----- Records for the exercise -----
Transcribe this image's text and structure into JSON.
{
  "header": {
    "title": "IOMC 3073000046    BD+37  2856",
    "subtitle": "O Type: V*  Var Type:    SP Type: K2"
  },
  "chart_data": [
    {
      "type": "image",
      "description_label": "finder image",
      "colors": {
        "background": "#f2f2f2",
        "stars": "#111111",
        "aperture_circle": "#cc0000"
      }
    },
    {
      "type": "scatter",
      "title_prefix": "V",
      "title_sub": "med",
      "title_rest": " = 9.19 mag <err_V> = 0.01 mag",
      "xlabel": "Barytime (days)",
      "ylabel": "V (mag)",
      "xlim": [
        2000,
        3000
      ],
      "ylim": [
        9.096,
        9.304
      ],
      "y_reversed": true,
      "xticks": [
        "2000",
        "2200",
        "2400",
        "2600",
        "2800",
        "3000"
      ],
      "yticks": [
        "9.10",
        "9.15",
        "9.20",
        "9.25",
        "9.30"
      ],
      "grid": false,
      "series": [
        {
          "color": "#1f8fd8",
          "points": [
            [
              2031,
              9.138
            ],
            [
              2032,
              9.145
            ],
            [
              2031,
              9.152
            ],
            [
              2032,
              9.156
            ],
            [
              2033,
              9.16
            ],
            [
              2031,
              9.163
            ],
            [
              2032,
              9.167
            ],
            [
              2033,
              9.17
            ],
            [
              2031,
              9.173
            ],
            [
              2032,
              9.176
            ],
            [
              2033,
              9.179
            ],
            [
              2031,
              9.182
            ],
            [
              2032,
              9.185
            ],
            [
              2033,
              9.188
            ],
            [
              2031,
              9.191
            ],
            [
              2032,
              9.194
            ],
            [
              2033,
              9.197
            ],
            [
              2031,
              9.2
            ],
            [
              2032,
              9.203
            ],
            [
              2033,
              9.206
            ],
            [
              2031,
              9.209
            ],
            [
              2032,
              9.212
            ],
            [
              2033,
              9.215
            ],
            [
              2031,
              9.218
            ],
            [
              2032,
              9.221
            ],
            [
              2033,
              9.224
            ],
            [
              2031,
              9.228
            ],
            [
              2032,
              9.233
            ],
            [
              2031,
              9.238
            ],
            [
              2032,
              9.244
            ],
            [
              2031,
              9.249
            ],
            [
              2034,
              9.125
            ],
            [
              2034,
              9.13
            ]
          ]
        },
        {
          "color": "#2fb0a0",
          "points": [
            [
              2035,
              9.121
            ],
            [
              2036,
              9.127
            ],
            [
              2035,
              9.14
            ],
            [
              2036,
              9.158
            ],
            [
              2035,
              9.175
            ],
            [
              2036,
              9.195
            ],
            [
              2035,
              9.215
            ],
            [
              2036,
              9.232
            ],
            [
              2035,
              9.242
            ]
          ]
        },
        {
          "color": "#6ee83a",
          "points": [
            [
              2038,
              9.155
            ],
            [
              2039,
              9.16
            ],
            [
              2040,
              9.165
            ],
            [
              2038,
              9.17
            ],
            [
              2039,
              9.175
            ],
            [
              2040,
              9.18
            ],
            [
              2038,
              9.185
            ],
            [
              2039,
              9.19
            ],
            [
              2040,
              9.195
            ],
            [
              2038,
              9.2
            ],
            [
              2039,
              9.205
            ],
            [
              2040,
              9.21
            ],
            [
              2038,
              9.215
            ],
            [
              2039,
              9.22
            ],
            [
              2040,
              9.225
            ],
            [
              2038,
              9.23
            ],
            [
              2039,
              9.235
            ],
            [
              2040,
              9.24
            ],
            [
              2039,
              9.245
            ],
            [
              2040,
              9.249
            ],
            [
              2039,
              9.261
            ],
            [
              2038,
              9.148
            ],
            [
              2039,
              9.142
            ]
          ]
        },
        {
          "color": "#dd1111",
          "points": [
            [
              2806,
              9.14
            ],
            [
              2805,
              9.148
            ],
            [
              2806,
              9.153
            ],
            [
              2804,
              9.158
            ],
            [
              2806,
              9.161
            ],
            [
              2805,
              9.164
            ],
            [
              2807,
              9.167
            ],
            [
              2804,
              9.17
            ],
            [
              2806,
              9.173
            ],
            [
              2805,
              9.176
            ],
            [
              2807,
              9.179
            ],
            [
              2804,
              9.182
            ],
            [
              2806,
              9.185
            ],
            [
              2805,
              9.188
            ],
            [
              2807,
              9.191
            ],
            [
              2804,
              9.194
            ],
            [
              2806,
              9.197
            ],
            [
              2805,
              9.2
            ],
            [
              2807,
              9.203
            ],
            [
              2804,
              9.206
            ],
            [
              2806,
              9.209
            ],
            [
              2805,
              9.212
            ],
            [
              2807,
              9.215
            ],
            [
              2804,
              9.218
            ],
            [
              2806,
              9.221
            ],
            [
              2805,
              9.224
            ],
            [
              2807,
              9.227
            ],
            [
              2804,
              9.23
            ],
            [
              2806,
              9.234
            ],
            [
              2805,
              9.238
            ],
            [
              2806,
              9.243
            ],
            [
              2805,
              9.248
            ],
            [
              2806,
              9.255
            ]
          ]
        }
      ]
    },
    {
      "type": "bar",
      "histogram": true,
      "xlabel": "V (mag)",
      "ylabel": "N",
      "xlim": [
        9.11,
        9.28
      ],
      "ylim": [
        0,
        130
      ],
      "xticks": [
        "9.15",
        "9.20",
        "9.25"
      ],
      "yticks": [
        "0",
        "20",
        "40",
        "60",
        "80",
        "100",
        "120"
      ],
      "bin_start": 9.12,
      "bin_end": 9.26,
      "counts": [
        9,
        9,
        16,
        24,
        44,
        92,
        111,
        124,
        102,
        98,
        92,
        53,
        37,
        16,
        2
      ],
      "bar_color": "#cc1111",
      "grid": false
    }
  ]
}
-----
**Task statement:**
Each line above must be reproduced exactly as it stands.

**Solution:**
Transcribe this image's text and structure into JSON.
{
  "header": {
    "title": "IOMC 3073000046    BD+37  2856",
    "subtitle": "O Type: V*  Var Type:    SP Type: K2"
  },
  "chart_data": [
    {
      "type": "image",
      "description_label": "finder image",
      "colors": {
        "background": "#f2f2f2",
        "stars": "#111111",
        "aperture_circle": "#cc0000"
      }
    },
    {
      "type": "scatter",
      "title_prefix": "V",
      "title_sub": "med",
      "title_rest": " = 9.19 mag <err_V> = 0.01 mag",
      "xlabel": "Barytime (days)",
      "ylabel": "V (mag)",
      "xlim": [
        2000,
        3000
      ],
      "ylim": [
        9.096,
        9.304
      ],
      "y_reversed": true,
      "xticks": [
        "2000",
        "2200",
        "2400",
        "2600",
        "2800",
        "3000"
      ],
      "yticks": [
        "9.10",
        "9.15",
        "9.20",
        "9.25",
        "9.30"
      ],
      "grid": false,
      "series": [
        {
          "color": "#1f8fd8",
          "points": [
            [
              2031,
              9.138
            ],
            [
              2032,
              9.145
            ],
            [
              2031,
              9.152
            ],
            [
              2032,
              9.156
            ],
            [
              2033,
              9.16
            ],
            [
              2031,
              9.163
            ],
            [
              2032,
              9.167
            ],
            [
              2033,
              9.17
            ],
            [
              2031,
              9.173
            ],
            [
              2032,
              9.176
            ],
            [
              2033,
              9.179
            ],
            [
              2031,
              9.182
            ],
            [
              2032,
              9.185
            ],
            [
              2033,
              9.188
            ],
            [
              2031,
              9.191
            ],
            [
              2032,
              9.194
            ],
            [
              2033,
              9.197
            ],
            [
              2031,
              9.2
            ],
            [
              2032,
              9.203
            ],
            [
              2033,
              9.206
            ],
            [
              2031,
              9.209
            ],
            [
              2032,
              9.212
            ],
            [
              2033,
              9.215
            ],
            [
              2031,
              9.218
            ],
            [
              2032,
              9.221
            ],
            [
              2033,
              9.224
            ],
            [
              2031,
              9.228
            ],
            [
              2032,
              9.233
            ],
            [
              2031,
              9.238
            ],
            [
              2032,
              9.244
            ],
            [
              2031,
              9.249
            ],
            [
              2034,
              9.125
            ],
            [
              2034,
              9.13
            ]
          ]
        },
        {
          "color": "#2fb0a0",
          "points": [
            [
              2035,
              9.121
            ],
            [
              2036,
              9.127
            ],
            [
              2035,
              9.14
            ],
            [
              2036,
              9.158
            ],
            [
              2035,
              9.175
            ],
            [
              2036,
              9.195
            ],
            [
              2035,
              9.215
            ],
            [
              2036,
              9.232
            ],
            [
              2035,
              9.242
            ]
          ]
        },
        {
          "color": "#6ee83a",
          "points": [
            [
              2038,
              9.155
            ],
            [
              2039,
              9.16
            ],
            [
              2040,
              9.165
            ],
            [
              2038,
              9.17
            ],
            [
              2039,
              9.175
            ],
            [
              2040,
              9.18
            ],
            [
              2038,
              9.185
            ],
            [
              2039,
              9.19
            ],
            [
              2040,
              9.195
            ],
            [
              2038,
              9.2
            ],
            [
              2039,
              9.205
            ],
            [
              2040,
              9.21
            ],
            [
              2038,
              9.215
            ],
            [
              2039,
              9.22
            ],
            [
              2040,
              9.225
            ],
            [
              2038,
              9.23
            ],
            [
              2039,
              9.235
            ],
            [
              2040,
              9.24
            ],
            [
              2039,
              9.245
            ],
            [
              2040,
              9.249
            ],
            [
              2039,
              9.261
            ],
            [
              2038,
              9.148
            ],
            [
              2039,
              9.142
            ]
          ]
        },
        {
          "color": "#dd1111",
          "points": [
            [
              2806,
              9.14
            ],
            [
              2805,
              9.148
            ],
            [
              2806,
              9.153
            ],
            [
              2804,
              9.158
            ],
            [
              2806,
              9.161
            ],
            [
              2805,
              9.164
            ],
            [
              2807,
              9.167
            ],
            [
              2804,
              9.17
            ],
            [
              2806,
              9.173
            ],
            [
              2805,
              9.176
            ],
            [
              2807,
              9.179
            ],
            [
              2804,
              9.182
            ],
            [
              2806,
              9.185
            ],
            [
              2805,
              9.188
            ],
            [
              2807,
              9.191
            ],
            [
              2804,
              9.194
            ],
            [
              2806,
              9.197
            ],
            [
              2805,
              9.2
            ],
            [
              2807,
              9.203
            ],
            [
              2804,
              9.206
            ],
            [
              2806,
              9.209
            ],
            [
              2805,
              9.212
            ],
            [
              2807,
              9.215
            ],
            [
              2804,
              9.218
            ],
            [
              2806,
              9.221
            ],
            [
              2805,
              9.224
            ],
            [
              2807,
              9.227
            ],
            [
              2804,
              9.23
            ],
            [
              2806,
              9.234
            ],
            [
              2805,
              9.238
            ],
            [
              2806,
              9.243
            ],
            [
              2805,
              9.248
            ],
            [
              2806,
              9.255
            ]
          ]
        }
      ]
    },
    {
      "type": "bar",
      "histogram": true,
      "xlabel": "V (mag)",
      "ylabel": "N",
      "xlim": [
        9.11,
        9.28
      ],
      "ylim": [
        0,
        130
      ],
      "xticks": [
        "9.15",
        "9.20",
        "9.25"
      ],
      "yticks": [
        "0",
        "20",
        "40",
        "60",
        "80",
        "100",
        "120"
      ],
      "bin_start": 9.12,
      "bin_end": 9.26,
      "counts": [
        9,
        9,
        16,
        24,
        44,
        92,
        111,
        124,
        102,
        98,
        92,
        53,
        37,
        16,
        2
      ],
      "bar_color": "#cc1111",
      "grid": false
    }
  ]
}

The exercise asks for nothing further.